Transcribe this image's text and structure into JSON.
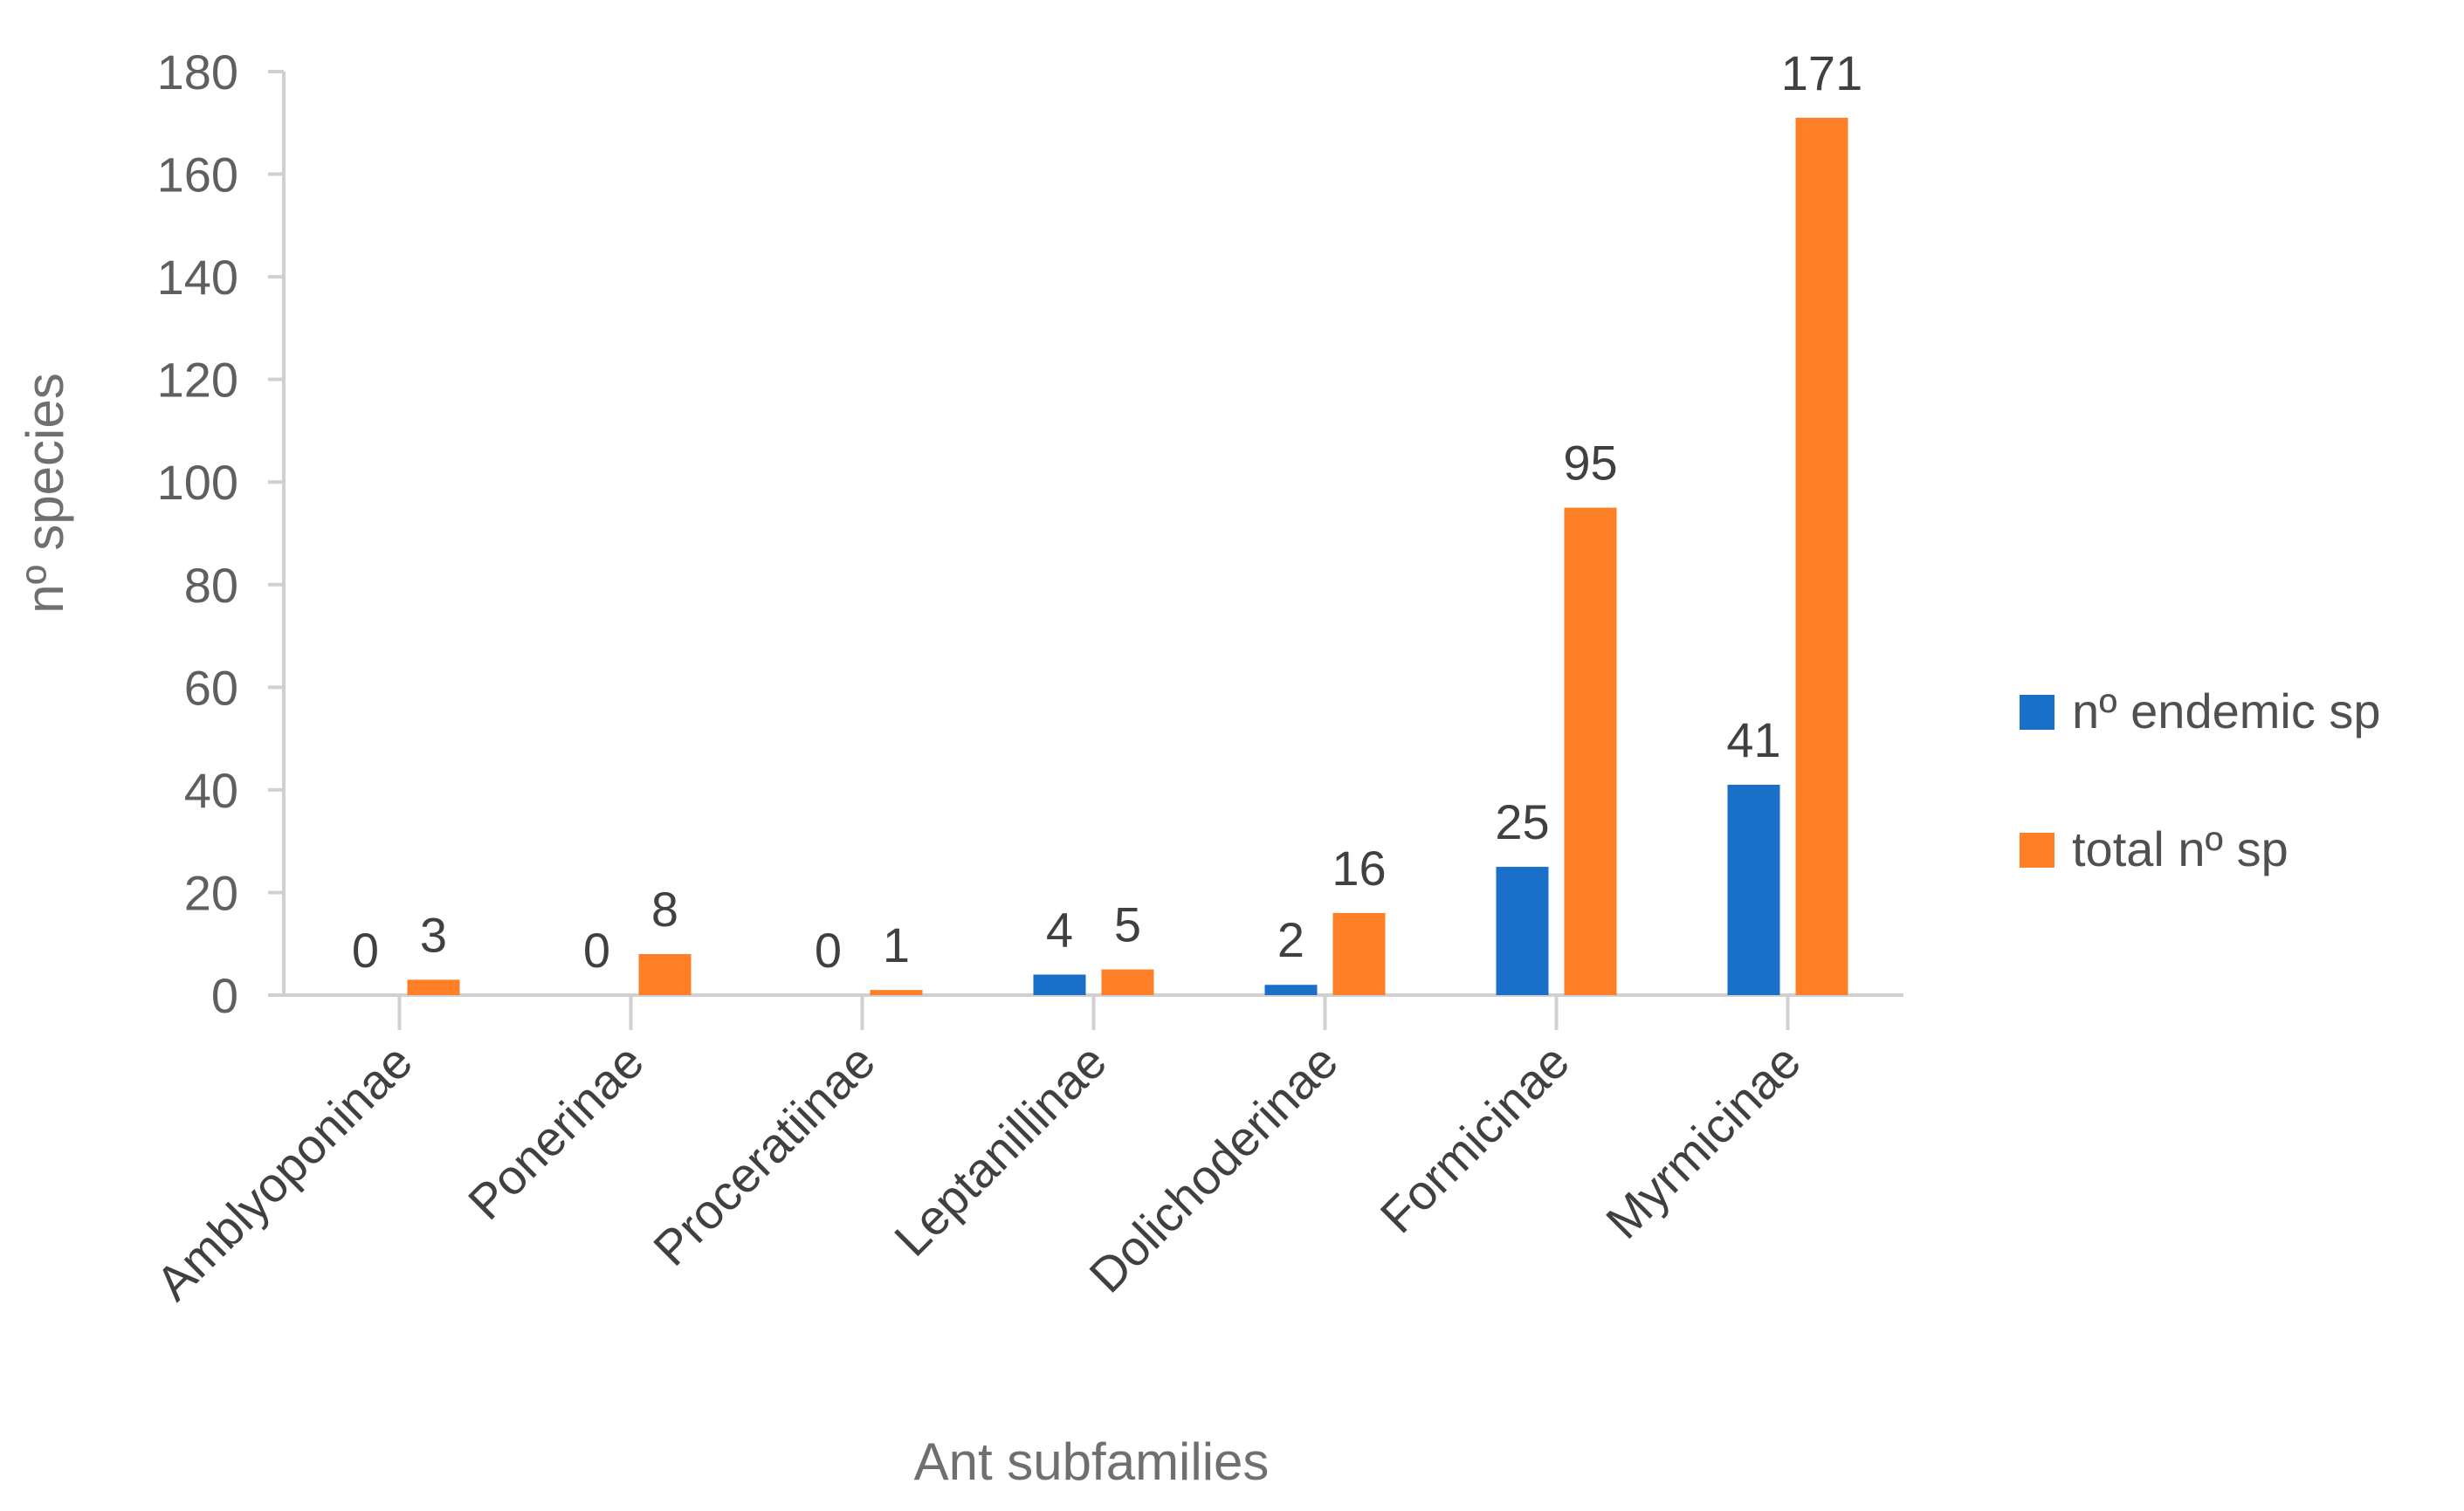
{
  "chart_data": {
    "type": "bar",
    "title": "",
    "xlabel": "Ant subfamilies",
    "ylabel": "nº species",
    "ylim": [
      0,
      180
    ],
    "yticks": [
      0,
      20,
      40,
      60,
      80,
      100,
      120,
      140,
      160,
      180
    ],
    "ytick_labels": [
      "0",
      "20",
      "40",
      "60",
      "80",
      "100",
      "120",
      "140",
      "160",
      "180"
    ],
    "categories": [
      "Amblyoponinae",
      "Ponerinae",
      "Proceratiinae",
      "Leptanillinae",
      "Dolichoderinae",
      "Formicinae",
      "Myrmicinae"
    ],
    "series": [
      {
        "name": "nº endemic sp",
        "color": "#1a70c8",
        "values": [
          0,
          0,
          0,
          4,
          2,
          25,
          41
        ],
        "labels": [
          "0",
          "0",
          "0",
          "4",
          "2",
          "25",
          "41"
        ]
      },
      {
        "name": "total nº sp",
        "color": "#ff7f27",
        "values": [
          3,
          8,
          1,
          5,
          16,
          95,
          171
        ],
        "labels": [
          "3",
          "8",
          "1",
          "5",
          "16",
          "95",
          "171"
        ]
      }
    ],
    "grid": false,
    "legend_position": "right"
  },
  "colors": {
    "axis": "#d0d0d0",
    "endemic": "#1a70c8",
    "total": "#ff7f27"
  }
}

***

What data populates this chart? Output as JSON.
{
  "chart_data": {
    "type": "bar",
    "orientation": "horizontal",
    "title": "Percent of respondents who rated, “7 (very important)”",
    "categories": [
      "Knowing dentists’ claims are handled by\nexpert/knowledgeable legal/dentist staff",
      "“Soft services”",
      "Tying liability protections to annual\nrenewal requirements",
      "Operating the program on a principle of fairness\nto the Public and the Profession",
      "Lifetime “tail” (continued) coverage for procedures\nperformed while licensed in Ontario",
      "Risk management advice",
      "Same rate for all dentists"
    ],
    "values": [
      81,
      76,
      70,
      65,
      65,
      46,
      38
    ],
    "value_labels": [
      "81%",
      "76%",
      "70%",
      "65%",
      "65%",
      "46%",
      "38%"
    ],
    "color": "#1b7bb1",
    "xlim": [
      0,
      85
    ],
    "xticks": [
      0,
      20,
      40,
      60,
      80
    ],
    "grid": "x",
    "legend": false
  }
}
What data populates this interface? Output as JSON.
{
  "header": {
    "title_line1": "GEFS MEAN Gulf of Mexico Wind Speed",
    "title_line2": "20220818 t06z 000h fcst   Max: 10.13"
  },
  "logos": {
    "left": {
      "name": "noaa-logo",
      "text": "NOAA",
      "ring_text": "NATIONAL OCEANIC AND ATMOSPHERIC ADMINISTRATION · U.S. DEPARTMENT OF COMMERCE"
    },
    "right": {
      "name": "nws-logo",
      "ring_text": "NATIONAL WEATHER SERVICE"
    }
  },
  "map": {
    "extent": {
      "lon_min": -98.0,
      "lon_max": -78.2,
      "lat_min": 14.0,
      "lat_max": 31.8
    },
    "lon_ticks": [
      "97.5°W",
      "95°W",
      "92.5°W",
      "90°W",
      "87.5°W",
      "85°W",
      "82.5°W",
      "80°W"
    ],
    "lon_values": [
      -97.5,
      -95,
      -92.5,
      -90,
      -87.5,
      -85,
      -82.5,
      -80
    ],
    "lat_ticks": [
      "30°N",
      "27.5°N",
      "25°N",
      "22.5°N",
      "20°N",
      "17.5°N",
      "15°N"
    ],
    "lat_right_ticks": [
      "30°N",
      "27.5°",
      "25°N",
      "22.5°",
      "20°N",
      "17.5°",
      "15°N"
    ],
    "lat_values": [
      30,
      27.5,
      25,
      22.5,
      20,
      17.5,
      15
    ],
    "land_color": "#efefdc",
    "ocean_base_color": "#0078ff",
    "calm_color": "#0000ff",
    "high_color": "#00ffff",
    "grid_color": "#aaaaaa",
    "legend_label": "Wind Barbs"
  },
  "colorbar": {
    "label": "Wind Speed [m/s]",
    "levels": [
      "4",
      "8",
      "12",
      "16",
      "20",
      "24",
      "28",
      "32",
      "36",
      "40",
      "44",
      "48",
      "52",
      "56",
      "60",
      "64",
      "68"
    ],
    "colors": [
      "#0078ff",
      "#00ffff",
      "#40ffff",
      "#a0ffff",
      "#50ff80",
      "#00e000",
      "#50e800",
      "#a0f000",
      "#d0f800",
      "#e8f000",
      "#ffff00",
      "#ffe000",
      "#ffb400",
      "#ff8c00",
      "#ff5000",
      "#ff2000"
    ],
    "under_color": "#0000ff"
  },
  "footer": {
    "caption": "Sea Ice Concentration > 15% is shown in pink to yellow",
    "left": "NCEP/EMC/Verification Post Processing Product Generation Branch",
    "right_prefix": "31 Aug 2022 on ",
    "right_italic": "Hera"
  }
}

***

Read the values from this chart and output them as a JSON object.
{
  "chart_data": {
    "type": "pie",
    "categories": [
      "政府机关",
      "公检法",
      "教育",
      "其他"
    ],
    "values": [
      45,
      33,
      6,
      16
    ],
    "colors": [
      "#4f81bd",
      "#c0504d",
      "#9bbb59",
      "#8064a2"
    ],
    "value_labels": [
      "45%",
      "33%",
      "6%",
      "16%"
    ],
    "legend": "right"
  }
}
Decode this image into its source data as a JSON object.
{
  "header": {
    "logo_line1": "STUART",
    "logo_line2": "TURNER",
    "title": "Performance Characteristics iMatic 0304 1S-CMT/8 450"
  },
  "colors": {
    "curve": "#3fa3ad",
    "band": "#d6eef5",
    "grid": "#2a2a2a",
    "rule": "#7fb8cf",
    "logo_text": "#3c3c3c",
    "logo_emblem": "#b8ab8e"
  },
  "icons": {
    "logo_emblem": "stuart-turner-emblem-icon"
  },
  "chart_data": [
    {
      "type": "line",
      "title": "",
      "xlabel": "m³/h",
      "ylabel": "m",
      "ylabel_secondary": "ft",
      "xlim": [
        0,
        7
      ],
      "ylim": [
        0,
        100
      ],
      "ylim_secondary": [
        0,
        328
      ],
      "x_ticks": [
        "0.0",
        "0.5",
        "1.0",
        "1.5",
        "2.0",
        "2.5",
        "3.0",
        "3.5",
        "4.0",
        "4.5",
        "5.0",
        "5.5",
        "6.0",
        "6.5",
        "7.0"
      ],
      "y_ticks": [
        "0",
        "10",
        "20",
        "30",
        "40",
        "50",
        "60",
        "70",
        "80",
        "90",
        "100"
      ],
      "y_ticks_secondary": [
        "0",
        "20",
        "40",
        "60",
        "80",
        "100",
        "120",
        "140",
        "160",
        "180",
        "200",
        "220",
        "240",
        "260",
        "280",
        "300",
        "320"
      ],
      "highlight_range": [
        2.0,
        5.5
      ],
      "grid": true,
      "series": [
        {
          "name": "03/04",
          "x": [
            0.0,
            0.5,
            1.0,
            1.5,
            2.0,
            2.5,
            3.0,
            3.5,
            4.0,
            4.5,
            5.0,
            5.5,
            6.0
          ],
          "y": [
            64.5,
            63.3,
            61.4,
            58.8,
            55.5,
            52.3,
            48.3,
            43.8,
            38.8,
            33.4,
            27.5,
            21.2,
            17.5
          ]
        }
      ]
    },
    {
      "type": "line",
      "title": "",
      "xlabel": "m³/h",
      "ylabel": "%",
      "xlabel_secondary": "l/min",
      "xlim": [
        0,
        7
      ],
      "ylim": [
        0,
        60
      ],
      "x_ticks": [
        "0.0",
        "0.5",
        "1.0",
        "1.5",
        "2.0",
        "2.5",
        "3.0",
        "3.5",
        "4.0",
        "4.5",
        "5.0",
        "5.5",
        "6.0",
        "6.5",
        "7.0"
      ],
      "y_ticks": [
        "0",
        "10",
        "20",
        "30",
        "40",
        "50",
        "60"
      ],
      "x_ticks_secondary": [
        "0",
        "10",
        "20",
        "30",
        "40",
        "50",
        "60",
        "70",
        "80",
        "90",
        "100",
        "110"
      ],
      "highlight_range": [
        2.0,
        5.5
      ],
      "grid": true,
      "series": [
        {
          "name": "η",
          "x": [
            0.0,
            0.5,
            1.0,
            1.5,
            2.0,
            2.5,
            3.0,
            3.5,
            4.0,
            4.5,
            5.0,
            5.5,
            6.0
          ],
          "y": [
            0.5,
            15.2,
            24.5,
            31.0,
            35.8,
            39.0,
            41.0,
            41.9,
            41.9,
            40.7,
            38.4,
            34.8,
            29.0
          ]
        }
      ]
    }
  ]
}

***

EXERCISE AIM - Say how many lines have the string "What" in them, offering no words beyond the number.

SOLVED PROBLEM - 2